- _SET EXERCISE_:
Reproduce the listing below exactly, minus its pictures.

-- start of DATA SHOWN --

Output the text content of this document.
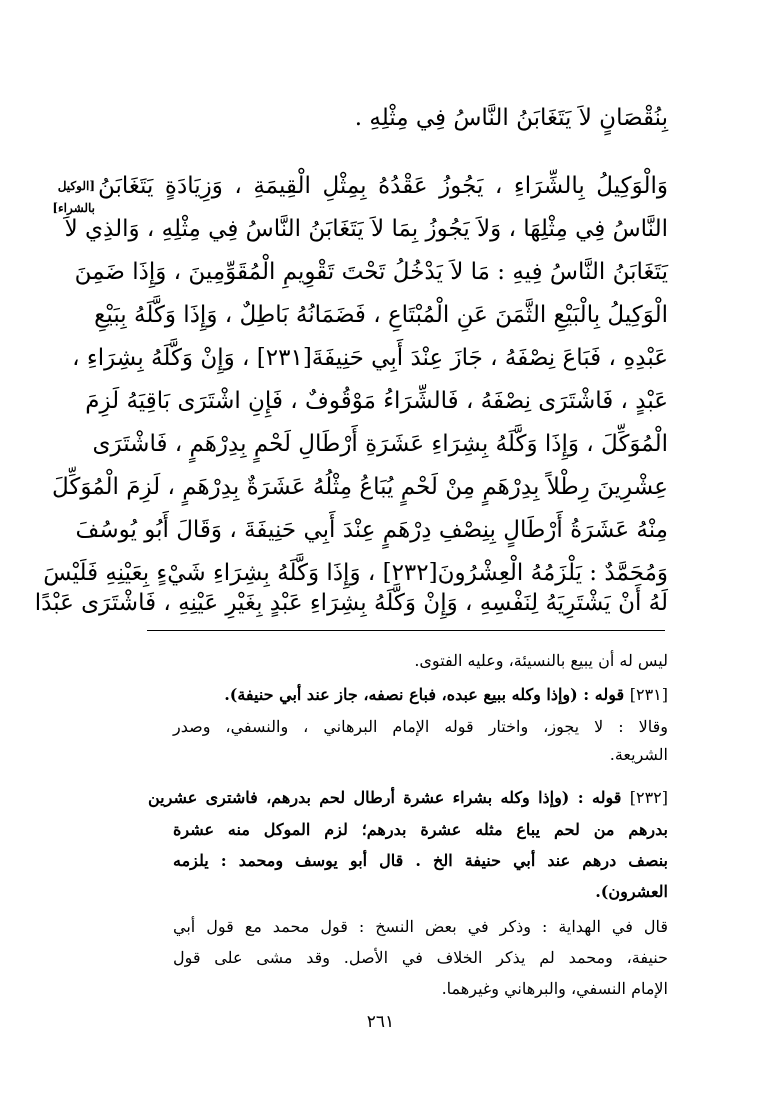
بِنُقْصَانٍ لاَ يَتَغَابَنُ النَّاسُ فِي مِثْلِهِ .
وَالْوَكِيلُ بِالشِّرَاءِ ، يَجُوزُ عَقْدُهُ بِمِثْلِ الْقِيمَةِ ، وَزِيَادَةٍ يَتَغَابَنُ
النَّاسُ فِي مِثْلِهَا ، وَلاَ يَجُوزُ بِمَا لاَ يَتَغَابَنُ النَّاسُ فِي مِثْلِهِ ، وَالذِي لاَ
يَتَغَابَنُ النَّاسُ فِيهِ : مَا لاَ يَدْخُلُ تَحْتَ تَقْوِيمِ الْمُقَوِّمِينَ ، وَإِذَا ضَمِنَ
الْوَكِيلُ بِالْبَيْعِ الثَّمَنَ عَنِ الْمُبْتَاعِ ، فَضَمَانُهُ بَاطِلٌ ، وَإِذَا وَكَّلَهُ بِبَيْعِ
عَبْدِهِ ، فَبَاعَ نِصْفَهُ ، جَازَ عِنْدَ أَبِي حَنِيفَةَ[٢٣١] ، وَإِنْ وَكَّلَهُ بِشِرَاءِ ،
عَبْدٍ ، فَاشْتَرَى نِصْفَهُ ، فَالشِّرَاءُ مَوْقُوفٌ ، فَإِنِ اشْتَرَى بَاقِيَهُ لَزِمَ
الْمُوَكِّلَ ، وَإِذَا وَكَّلَهُ بِشِرَاءِ عَشَرَةِ أَرْطَالِ لَحْمٍ بِدِرْهَمٍ ، فَاشْتَرَى
عِشْرِينَ رِطْلاً بِدِرْهَمٍ مِنْ لَحْمٍ يُبَاعُ مِثْلُهُ عَشَرَةٌ بِدِرْهَمٍ ، لَزِمَ الْمُوَكِّلَ
مِنْهُ عَشَرَةُ أَرْطَالٍ بِنِصْفِ دِرْهَمٍ عِنْدَ أَبِي حَنِيفَةَ ، وَقَالَ أَبُو يُوسُفَ
وَمُحَمَّدٌ : يَلْزَمُهُ الْعِشْرُونَ[٢٣٢] ، وَإِذَا وَكَّلَهُ بِشِرَاءِ شَيْءٍ بِعَيْنِهِ فَلَيْسَ
لَهُ أَنْ يَشْتَرِيَهُ لِنَفْسِهِ ، وَإِنْ وَكَّلَهُ بِشِرَاءِ عَبْدٍ بِغَيْرِ عَيْنِهِ ، فَاشْتَرَى عَبْدًا
[الوكيل
بالشراء]
ليس له أن يبيع بالنسيئة، وعليه الفتوى.
[٢٣١] قوله : (وإذا وكله ببيع عبده، فباع نصفه، جاز عند أبي حنيفة).
وقالا : لا يجوز، واختار قوله الإمام البرهاني ، والنسفي، وصدر
الشريعة.
[٢٣٢] قوله : (وإذا وكله بشراء عشرة أرطال لحم بدرهم، فاشترى عشرين
بدرهم من لحم يباع مثله عشرة بدرهم؛ لزم الموكل منه عشرة
بنصف درهم عند أبي حنيفة الخ . قال أبو يوسف ومحمد : يلزمه
العشرون).
قال في الهداية : وذكر في بعض النسخ : قول محمد مع قول أبي
حنيفة، ومحمد لم يذكر الخلاف في الأصل. وقد مشى على قول
الإمام النسفي، والبرهاني وغيرهما.
٢٦١
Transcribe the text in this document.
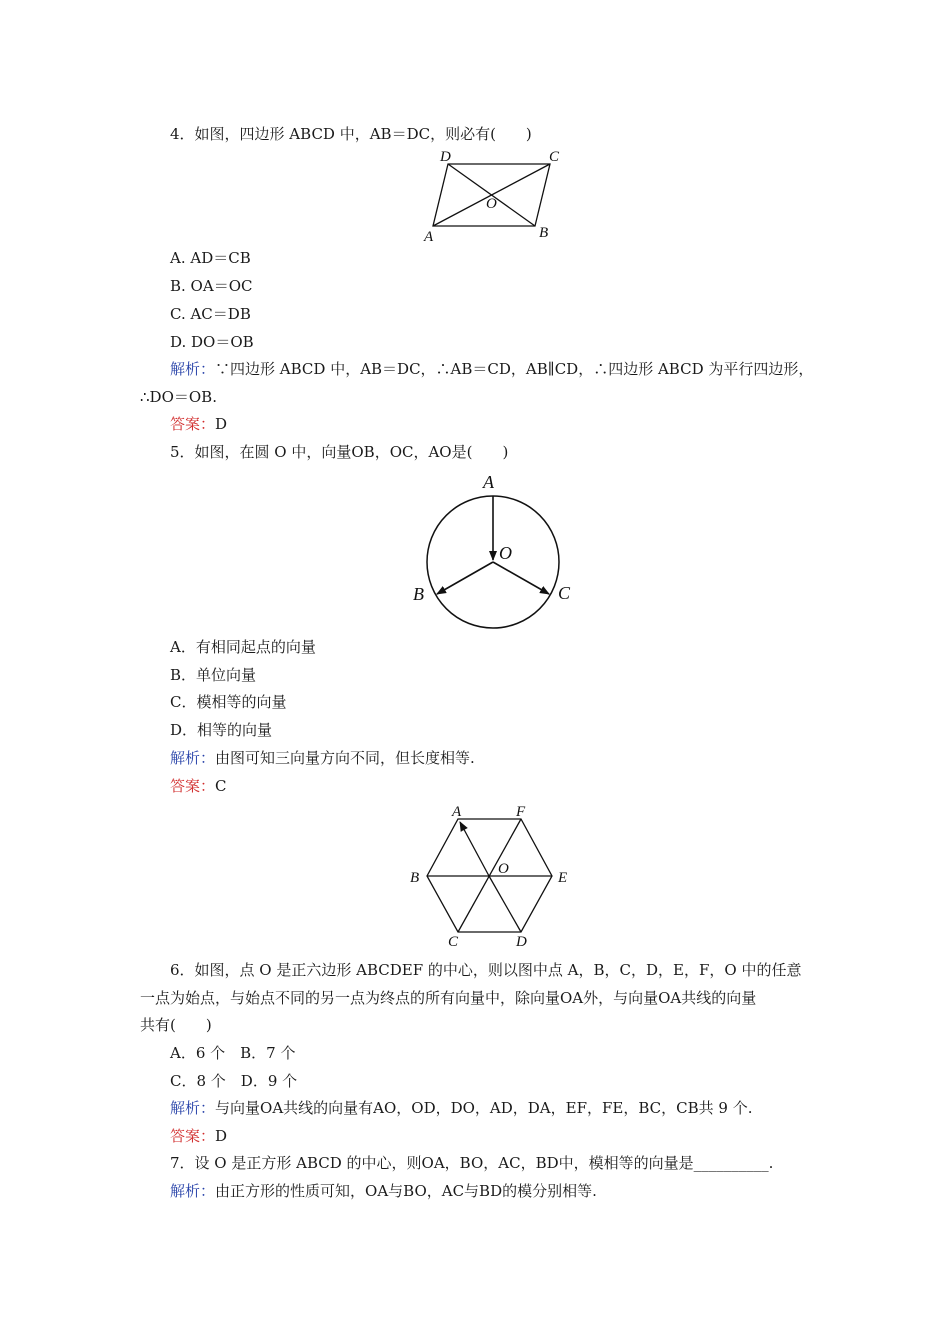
4．如图，四边形 ABCD 中，AB＝DC，则必有(　　)
D	C
O
A	B
A. AD＝CB
B. OA＝OC
C. AC＝DB
D. DO＝OB
解析：∵四边形 ABCD 中，AB＝DC，∴AB＝CD，AB∥CD，∴四边形 ABCD 为平行四边形，
∴DO＝OB.
答案：D
5．如图，在圆 O 中，向量OB，OC，AO是(　　)
A
O
B	C
A．有相同起点的向量
B．单位向量
C．模相等的向量
D．相等的向量
解析：由图可知三向量方向不同，但长度相等.
答案：C
A	F
O
B	E
C	D
6．如图，点 O 是正六边形 ABCDEF 的中心，则以图中点 A，B，C，D，E，F，O 中的任意
一点为始点，与始点不同的另一点为终点的所有向量中，除向量OA外，与向量OA共线的向量
共有(　　)
A．6 个　B．7 个
C．8 个　D．9 个
解析：与向量OA共线的向量有AO，OD，DO，AD，DA，EF，FE，BC，CB共 9 个.
答案：D
7．设 O 是正方形 ABCD 的中心，则OA，BO，AC，BD中，模相等的向量是__________.
解析：由正方形的性质可知，OA与BO，AC与BD的模分别相等.
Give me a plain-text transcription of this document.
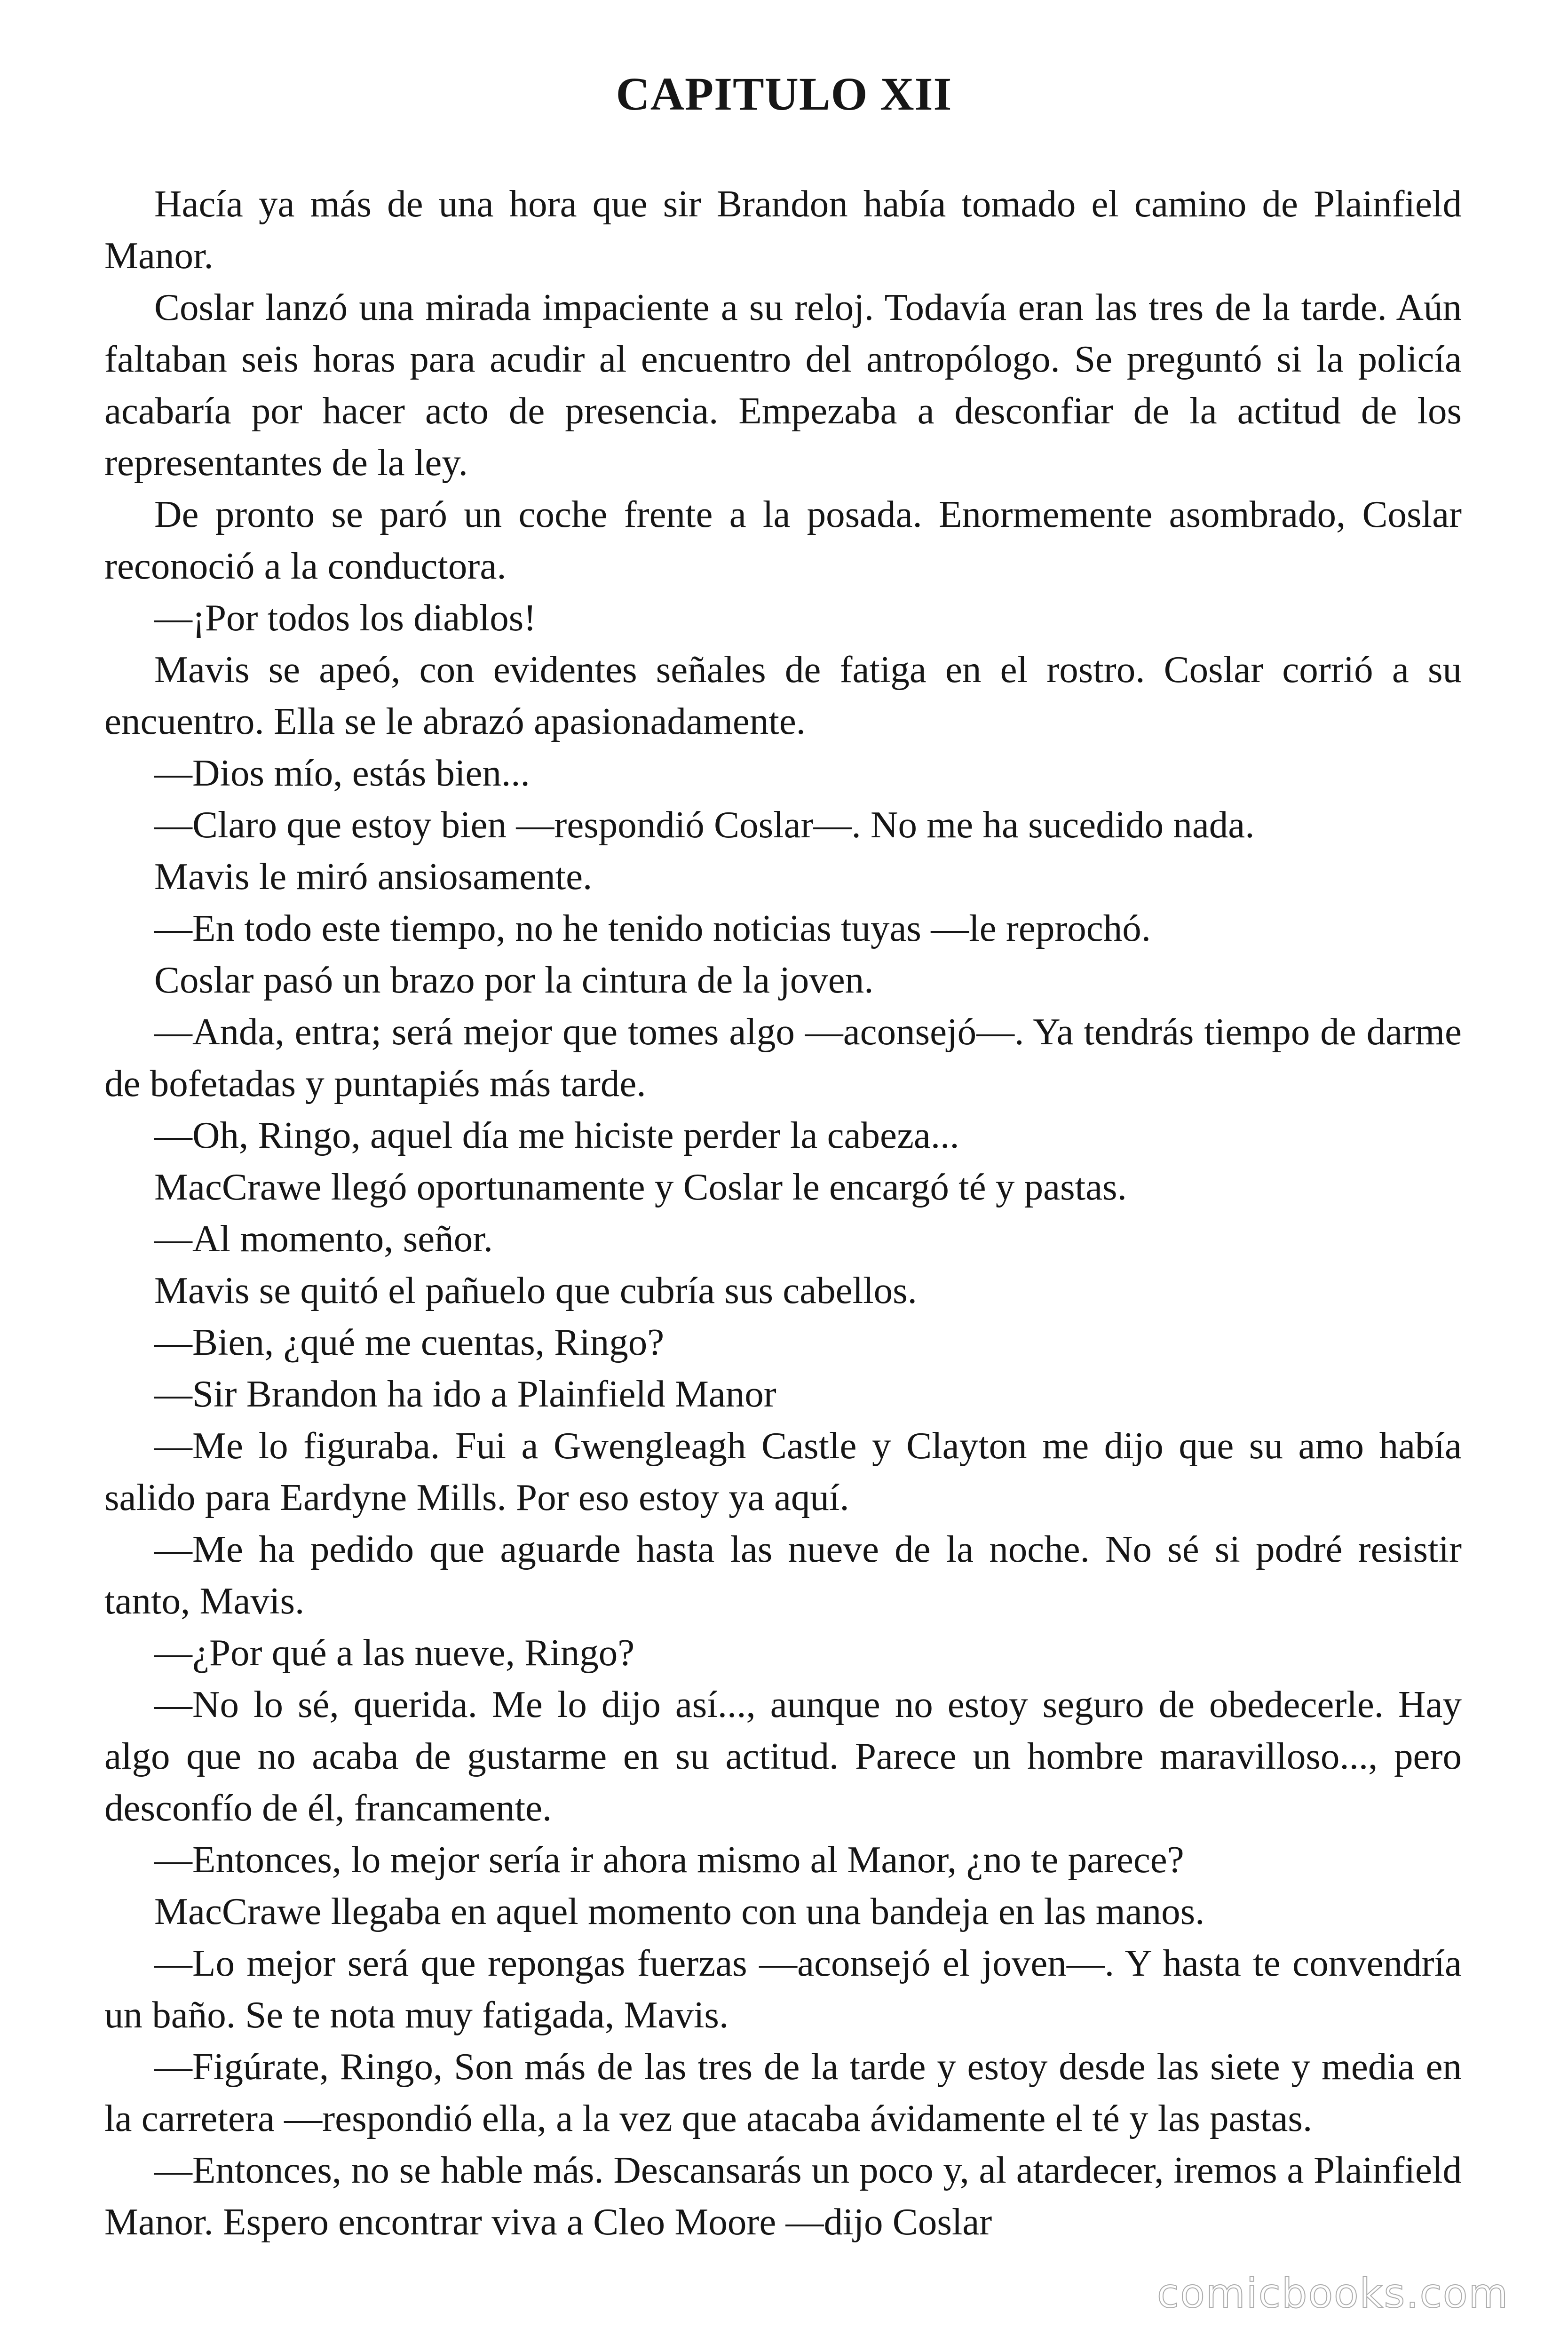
CAPITULO XII

Hacía ya más de una hora que sir Brandon había tomado el camino de Plainfield Manor.

Coslar lanzó una mirada impaciente a su reloj. Todavía eran las tres de la tarde. Aún faltaban seis horas para acudir al encuentro del antropólogo. Se preguntó si la policía acabaría por hacer acto de presencia. Empezaba a desconfiar de la actitud de los representantes de la ley.

De pronto se paró un coche frente a la posada. Enormemente asombrado, Coslar reconoció a la conductora.

—¡Por todos los diablos!

Mavis se apeó, con evidentes señales de fatiga en el rostro. Coslar corrió a su encuentro. Ella se le abrazó apasionadamente.

—Dios mío, estás bien...

—Claro que estoy bien —respondió Coslar—. No me ha sucedido nada.

Mavis le miró ansiosamente.

—En todo este tiempo, no he tenido noticias tuyas —le reprochó.

Coslar pasó un brazo por la cintura de la joven.

—Anda, entra; será mejor que tomes algo —aconsejó—. Ya tendrás tiempo de darme de bofetadas y puntapiés más tarde.

—Oh, Ringo, aquel día me hiciste perder la cabeza...

MacCrawe llegó oportunamente y Coslar le encargó té y pastas.

—Al momento, señor.

Mavis se quitó el pañuelo que cubría sus cabellos.

—Bien, ¿qué me cuentas, Ringo?

—Sir Brandon ha ido a Plainfield Manor

—Me lo figuraba. Fui a Gwengleagh Castle y Clayton me dijo que su amo había salido para Eardyne Mills. Por eso estoy ya aquí.

—Me ha pedido que aguarde hasta las nueve de la noche. No sé si podré resistir tanto, Mavis.

—¿Por qué a las nueve, Ringo?

—No lo sé, querida. Me lo dijo así..., aunque no estoy seguro de obedecerle. Hay algo que no acaba de gustarme en su actitud. Parece un hombre maravilloso..., pero desconfío de él, francamente.

—Entonces, lo mejor sería ir ahora mismo al Manor, ¿no te parece?

MacCrawe llegaba en aquel momento con una bandeja en las manos.

—Lo mejor será que repongas fuerzas —aconsejó el joven—. Y hasta te convendría un baño. Se te nota muy fatigada, Mavis.

—Figúrate, Ringo, Son más de las tres de la tarde y estoy desde las siete y media en la carretera —respondió ella, a la vez que atacaba ávidamente el té y las pastas.

—Entonces, no se hable más. Descansarás un poco y, al atardecer, iremos a Plainfield Manor. Espero encontrar viva a Cleo Moore —dijo Coslar

comicbooks.com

-- end of DATA SHOWN --

- _RESPONSE TO THIS EXERCISE_:
Output the text content of this document.
بِنُقْصَانٍ لاَ يَتَغَابَنُ النَّاسُ فِي مِثْلِهِ .
وَالْوَكِيلُ بِالشِّرَاءِ ، يَجُوزُ عَقْدُهُ بِمِثْلِ الْقِيمَةِ ، وَزِيَادَةٍ يَتَغَابَنُ
النَّاسُ فِي مِثْلِهَا ، وَلاَ يَجُوزُ بِمَا لاَ يَتَغَابَنُ النَّاسُ فِي مِثْلِهِ ، وَالذِي لاَ
يَتَغَابَنُ النَّاسُ فِيهِ : مَا لاَ يَدْخُلُ تَحْتَ تَقْوِيمِ الْمُقَوِّمِينَ ، وَإِذَا ضَمِنَ
الْوَكِيلُ بِالْبَيْعِ الثَّمَنَ عَنِ الْمُبْتَاعِ ، فَضَمَانُهُ بَاطِلٌ ، وَإِذَا وَكَّلَهُ بِبَيْعِ
عَبْدِهِ ، فَبَاعَ نِصْفَهُ ، جَازَ عِنْدَ أَبِي حَنِيفَةَ[٢٣١] ، وَإِنْ وَكَّلَهُ بِشِرَاءِ ،
عَبْدٍ ، فَاشْتَرَى نِصْفَهُ ، فَالشِّرَاءُ مَوْقُوفٌ ، فَإِنِ اشْتَرَى بَاقِيَهُ لَزِمَ
الْمُوَكِّلَ ، وَإِذَا وَكَّلَهُ بِشِرَاءِ عَشَرَةِ أَرْطَالِ لَحْمٍ بِدِرْهَمٍ ، فَاشْتَرَى
عِشْرِينَ رِطْلاً بِدِرْهَمٍ مِنْ لَحْمٍ يُبَاعُ مِثْلُهُ عَشَرَةٌ بِدِرْهَمٍ ، لَزِمَ الْمُوَكِّلَ
مِنْهُ عَشَرَةُ أَرْطَالٍ بِنِصْفِ دِرْهَمٍ عِنْدَ أَبِي حَنِيفَةَ ، وَقَالَ أَبُو يُوسُفَ
وَمُحَمَّدٌ : يَلْزَمُهُ الْعِشْرُونَ[٢٣٢] ، وَإِذَا وَكَّلَهُ بِشِرَاءِ شَيْءٍ بِعَيْنِهِ فَلَيْسَ
لَهُ أَنْ يَشْتَرِيَهُ لِنَفْسِهِ ، وَإِنْ وَكَّلَهُ بِشِرَاءِ عَبْدٍ بِغَيْرِ عَيْنِهِ ، فَاشْتَرَى عَبْدًا
[الوكيل
بالشراء]
ليس له أن يبيع بالنسيئة، وعليه الفتوى.
[٢٣١] قوله : (وإذا وكله ببيع عبده، فباع نصفه، جاز عند أبي حنيفة).
وقالا : لا يجوز، واختار قوله الإمام البرهاني ، والنسفي، وصدر
الشريعة.
[٢٣٢] قوله : (وإذا وكله بشراء عشرة أرطال لحم بدرهم، فاشترى عشرين
بدرهم من لحم يباع مثله عشرة بدرهم؛ لزم الموكل منه عشرة
بنصف درهم عند أبي حنيفة الخ . قال أبو يوسف ومحمد : يلزمه
العشرون).
قال في الهداية : وذكر في بعض النسخ : قول محمد مع قول أبي
حنيفة، ومحمد لم يذكر الخلاف في الأصل. وقد مشى على قول
الإمام النسفي، والبرهاني وغيرهما.
٢٦١
Transcribe the text in this document.
4．如图，四边形 ABCD 中，AB＝DC，则必有(　　)
D	C
O
A	B
A. AD＝CB
B. OA＝OC
C. AC＝DB
D. DO＝OB
解析：∵四边形 ABCD 中，AB＝DC，∴AB＝CD，AB∥CD，∴四边形 ABCD 为平行四边形，
∴DO＝OB.
答案：D
5．如图，在圆 O 中，向量OB，OC，AO是(　　)
A
O
B	C
A．有相同起点的向量
B．单位向量
C．模相等的向量
D．相等的向量
解析：由图可知三向量方向不同，但长度相等.
答案：C
A	F
O
B	E
C	D
6．如图，点 O 是正六边形 ABCDEF 的中心，则以图中点 A，B，C，D，E，F，O 中的任意
一点为始点，与始点不同的另一点为终点的所有向量中，除向量OA外，与向量OA共线的向量
共有(　　)
A．6 个　B．7 个
C．8 个　D．9 个
解析：与向量OA共线的向量有AO，OD，DO，AD，DA，EF，FE，BC，CB共 9 个.
答案：D
7．设 O 是正方形 ABCD 的中心，则OA，BO，AC，BD中，模相等的向量是__________.
解析：由正方形的性质可知，OA与BO，AC与BD的模分别相等.
Give me a plain-text transcription of this document.
CAPITULO XII

Hacía ya más de una hora que sir Brandon había tomado el camino de Plainfield Manor.

Coslar lanzó una mirada impaciente a su reloj. Todavía eran las tres de la tarde. Aún faltaban seis horas para acudir al encuentro del antropólogo. Se preguntó si la policía acabaría por hacer acto de presencia. Empezaba a desconfiar de la actitud de los representantes de la ley.

De pronto se paró un coche frente a la posada. Enormemente asombrado, Coslar reconoció a la conductora.

—¡Por todos los diablos!

Mavis se apeó, con evidentes señales de fatiga en el rostro. Coslar corrió a su encuentro. Ella se le abrazó apasionadamente.

—Dios mío, estás bien...

—Claro que estoy bien —respondió Coslar—. No me ha sucedido nada.

Mavis le miró ansiosamente.

—En todo este tiempo, no he tenido noticias tuyas —le reprochó.

Coslar pasó un brazo por la cintura de la joven.

—Anda, entra; será mejor que tomes algo —aconsejó—. Ya tendrás tiempo de darme de bofetadas y puntapiés más tarde.

—Oh, Ringo, aquel día me hiciste perder la cabeza...

MacCrawe llegó oportunamente y Coslar le encargó té y pastas.

—Al momento, señor.

Mavis se quitó el pañuelo que cubría sus cabellos.

—Bien, ¿qué me cuentas, Ringo?

—Sir Brandon ha ido a Plainfield Manor

—Me lo figuraba. Fui a Gwengleagh Castle y Clayton me dijo que su amo había salido para Eardyne Mills. Por eso estoy ya aquí.

—Me ha pedido que aguarde hasta las nueve de la noche. No sé si podré resistir tanto, Mavis.

—¿Por qué a las nueve, Ringo?

—No lo sé, querida. Me lo dijo así..., aunque no estoy seguro de obedecerle. Hay algo que no acaba de gustarme en su actitud. Parece un hombre maravilloso..., pero desconfío de él, francamente.

—Entonces, lo mejor sería ir ahora mismo al Manor, ¿no te parece?

MacCrawe llegaba en aquel momento con una bandeja en las manos.

—Lo mejor será que repongas fuerzas —aconsejó el joven—. Y hasta te convendría un baño. Se te nota muy fatigada, Mavis.

—Figúrate, Ringo, Son más de las tres de la tarde y estoy desde las siete y media en la carretera —respondió ella, a la vez que atacaba ávidamente el té y las pastas.

—Entonces, no se hable más. Descansarás un poco y, al atardecer, iremos a Plainfield Manor. Espero encontrar viva a Cleo Moore —dijo Coslar

comicbooks.com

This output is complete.